* [RECORDS FOR THIS EXERCISE]
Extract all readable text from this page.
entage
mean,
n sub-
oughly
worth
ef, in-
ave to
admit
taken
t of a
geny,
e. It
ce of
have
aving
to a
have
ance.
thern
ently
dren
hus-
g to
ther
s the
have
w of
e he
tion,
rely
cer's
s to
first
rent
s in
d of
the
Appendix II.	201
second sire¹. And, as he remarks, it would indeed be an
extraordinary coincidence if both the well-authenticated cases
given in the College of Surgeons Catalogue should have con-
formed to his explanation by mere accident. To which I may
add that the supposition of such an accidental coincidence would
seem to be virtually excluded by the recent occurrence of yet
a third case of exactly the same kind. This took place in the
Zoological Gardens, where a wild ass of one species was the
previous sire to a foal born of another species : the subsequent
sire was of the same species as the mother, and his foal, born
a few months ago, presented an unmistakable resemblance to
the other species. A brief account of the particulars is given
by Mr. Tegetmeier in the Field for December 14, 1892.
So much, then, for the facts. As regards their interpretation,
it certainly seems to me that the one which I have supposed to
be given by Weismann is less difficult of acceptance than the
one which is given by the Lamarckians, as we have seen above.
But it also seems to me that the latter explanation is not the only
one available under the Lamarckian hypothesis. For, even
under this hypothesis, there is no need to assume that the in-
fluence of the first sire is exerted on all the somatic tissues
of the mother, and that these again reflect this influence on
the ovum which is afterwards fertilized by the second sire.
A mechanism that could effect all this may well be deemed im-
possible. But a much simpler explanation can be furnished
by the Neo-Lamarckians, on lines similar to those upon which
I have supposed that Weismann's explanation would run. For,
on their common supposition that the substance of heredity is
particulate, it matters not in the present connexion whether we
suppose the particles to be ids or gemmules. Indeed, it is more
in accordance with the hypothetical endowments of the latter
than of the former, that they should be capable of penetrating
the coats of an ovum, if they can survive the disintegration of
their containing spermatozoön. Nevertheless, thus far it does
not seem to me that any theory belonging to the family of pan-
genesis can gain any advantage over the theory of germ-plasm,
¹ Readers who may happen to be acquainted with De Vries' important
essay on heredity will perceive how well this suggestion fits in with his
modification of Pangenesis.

* [TASK OBJECTIVE] In the lines above, find each one with "supposition" and list it.

* [WRITTEN REPLY]
add that the supposition of such an accidental coincidence would
on their common supposition that the substance of heredity is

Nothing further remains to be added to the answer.